## Exercise brief:
Output the material below in its entirety, exactly as given.
>> BEGIN Stored rows
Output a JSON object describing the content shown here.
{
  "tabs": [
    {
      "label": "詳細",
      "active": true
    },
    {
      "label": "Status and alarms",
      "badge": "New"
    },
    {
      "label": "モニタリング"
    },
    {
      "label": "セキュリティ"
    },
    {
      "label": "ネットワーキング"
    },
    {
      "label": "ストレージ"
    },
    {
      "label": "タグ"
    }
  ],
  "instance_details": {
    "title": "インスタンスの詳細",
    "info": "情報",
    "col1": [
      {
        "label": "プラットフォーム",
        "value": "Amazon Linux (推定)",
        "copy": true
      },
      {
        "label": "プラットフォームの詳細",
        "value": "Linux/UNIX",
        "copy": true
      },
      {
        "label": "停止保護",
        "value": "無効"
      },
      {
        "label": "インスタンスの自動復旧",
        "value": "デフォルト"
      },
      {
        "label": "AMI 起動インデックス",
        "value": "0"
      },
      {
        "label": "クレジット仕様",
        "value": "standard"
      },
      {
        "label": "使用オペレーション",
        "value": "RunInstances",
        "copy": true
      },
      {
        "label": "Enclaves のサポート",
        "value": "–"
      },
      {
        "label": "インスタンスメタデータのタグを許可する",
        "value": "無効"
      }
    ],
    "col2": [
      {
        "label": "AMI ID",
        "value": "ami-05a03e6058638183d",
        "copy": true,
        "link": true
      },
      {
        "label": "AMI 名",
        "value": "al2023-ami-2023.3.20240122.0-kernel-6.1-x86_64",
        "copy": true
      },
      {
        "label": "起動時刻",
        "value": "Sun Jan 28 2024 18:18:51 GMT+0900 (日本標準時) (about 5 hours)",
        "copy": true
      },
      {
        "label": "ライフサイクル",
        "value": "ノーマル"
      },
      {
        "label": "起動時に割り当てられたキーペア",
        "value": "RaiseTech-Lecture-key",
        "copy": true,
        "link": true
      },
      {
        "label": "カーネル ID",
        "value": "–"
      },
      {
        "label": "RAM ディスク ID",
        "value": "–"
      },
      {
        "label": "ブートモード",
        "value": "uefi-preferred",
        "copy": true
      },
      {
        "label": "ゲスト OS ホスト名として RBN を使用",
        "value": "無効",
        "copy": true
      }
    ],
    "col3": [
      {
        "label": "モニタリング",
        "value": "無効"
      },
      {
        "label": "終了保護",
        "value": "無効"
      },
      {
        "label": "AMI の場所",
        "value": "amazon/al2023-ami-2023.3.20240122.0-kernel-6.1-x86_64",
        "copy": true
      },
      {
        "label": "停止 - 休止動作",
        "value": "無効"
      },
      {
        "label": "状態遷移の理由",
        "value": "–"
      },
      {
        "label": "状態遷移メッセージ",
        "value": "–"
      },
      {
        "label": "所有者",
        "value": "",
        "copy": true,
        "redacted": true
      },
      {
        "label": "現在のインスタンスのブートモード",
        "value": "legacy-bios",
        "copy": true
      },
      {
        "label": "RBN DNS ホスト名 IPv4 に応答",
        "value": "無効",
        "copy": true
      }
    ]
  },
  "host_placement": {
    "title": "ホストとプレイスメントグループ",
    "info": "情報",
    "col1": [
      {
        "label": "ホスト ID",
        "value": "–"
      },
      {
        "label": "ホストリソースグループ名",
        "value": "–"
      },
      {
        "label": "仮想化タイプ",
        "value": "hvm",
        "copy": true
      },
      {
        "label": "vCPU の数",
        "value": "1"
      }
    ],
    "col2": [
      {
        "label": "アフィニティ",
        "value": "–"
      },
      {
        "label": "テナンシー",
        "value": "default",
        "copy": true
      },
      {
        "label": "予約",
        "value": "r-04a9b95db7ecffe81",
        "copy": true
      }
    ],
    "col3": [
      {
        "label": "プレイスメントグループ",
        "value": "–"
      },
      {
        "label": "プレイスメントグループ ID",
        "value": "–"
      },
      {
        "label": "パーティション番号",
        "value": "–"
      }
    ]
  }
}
>> END Stored rows
## Solution to this problem:
Output a JSON object describing the content shown here.
{
  "tabs": [
    {
      "label": "詳細",
      "active": true
    },
    {
      "label": "Status and alarms",
      "badge": "New"
    },
    {
      "label": "モニタリング"
    },
    {
      "label": "セキュリティ"
    },
    {
      "label": "ネットワーキング"
    },
    {
      "label": "ストレージ"
    },
    {
      "label": "タグ"
    }
  ],
  "instance_details": {
    "title": "インスタンスの詳細",
    "info": "情報",
    "col1": [
      {
        "label": "プラットフォーム",
        "value": "Amazon Linux (推定)",
        "copy": true
      },
      {
        "label": "プラットフォームの詳細",
        "value": "Linux/UNIX",
        "copy": true
      },
      {
        "label": "停止保護",
        "value": "無効"
      },
      {
        "label": "インスタンスの自動復旧",
        "value": "デフォルト"
      },
      {
        "label": "AMI 起動インデックス",
        "value": "0"
      },
      {
        "label": "クレジット仕様",
        "value": "standard"
      },
      {
        "label": "使用オペレーション",
        "value": "RunInstances",
        "copy": true
      },
      {
        "label": "Enclaves のサポート",
        "value": "–"
      },
      {
        "label": "インスタンスメタデータのタグを許可する",
        "value": "無効"
      }
    ],
    "col2": [
      {
        "label": "AMI ID",
        "value": "ami-05a03e6058638183d",
        "copy": true,
        "link": true
      },
      {
        "label": "AMI 名",
        "value": "al2023-ami-2023.3.20240122.0-kernel-6.1-x86_64",
        "copy": true
      },
      {
        "label": "起動時刻",
        "value": "Sun Jan 28 2024 18:18:51 GMT+0900 (日本標準時) (about 5 hours)",
        "copy": true
      },
      {
        "label": "ライフサイクル",
        "value": "ノーマル"
      },
      {
        "label": "起動時に割り当てられたキーペア",
        "value": "RaiseTech-Lecture-key",
        "copy": true,
        "link": true
      },
      {
        "label": "カーネル ID",
        "value": "–"
      },
      {
        "label": "RAM ディスク ID",
        "value": "–"
      },
      {
        "label": "ブートモード",
        "value": "uefi-preferred",
        "copy": true
      },
      {
        "label": "ゲスト OS ホスト名として RBN を使用",
        "value": "無効",
        "copy": true
      }
    ],
    "col3": [
      {
        "label": "モニタリング",
        "value": "無効"
      },
      {
        "label": "終了保護",
        "value": "無効"
      },
      {
        "label": "AMI の場所",
        "value": "amazon/al2023-ami-2023.3.20240122.0-kernel-6.1-x86_64",
        "copy": true
      },
      {
        "label": "停止 - 休止動作",
        "value": "無効"
      },
      {
        "label": "状態遷移の理由",
        "value": "–"
      },
      {
        "label": "状態遷移メッセージ",
        "value": "–"
      },
      {
        "label": "所有者",
        "value": "",
        "copy": true,
        "redacted": true
      },
      {
        "label": "現在のインスタンスのブートモード",
        "value": "legacy-bios",
        "copy": true
      },
      {
        "label": "RBN DNS ホスト名 IPv4 に応答",
        "value": "無効",
        "copy": true
      }
    ]
  },
  "host_placement": {
    "title": "ホストとプレイスメントグループ",
    "info": "情報",
    "col1": [
      {
        "label": "ホスト ID",
        "value": "–"
      },
      {
        "label": "ホストリソースグループ名",
        "value": "–"
      },
      {
        "label": "仮想化タイプ",
        "value": "hvm",
        "copy": true
      },
      {
        "label": "vCPU の数",
        "value": "1"
      }
    ],
    "col2": [
      {
        "label": "アフィニティ",
        "value": "–"
      },
      {
        "label": "テナンシー",
        "value": "default",
        "copy": true
      },
      {
        "label": "予約",
        "value": "r-04a9b95db7ecffe81",
        "copy": true
      }
    ],
    "col3": [
      {
        "label": "プレイスメントグループ",
        "value": "–"
      },
      {
        "label": "プレイスメントグループ ID",
        "value": "–"
      },
      {
        "label": "パーティション番号",
        "value": "–"
      }
    ]
  }
}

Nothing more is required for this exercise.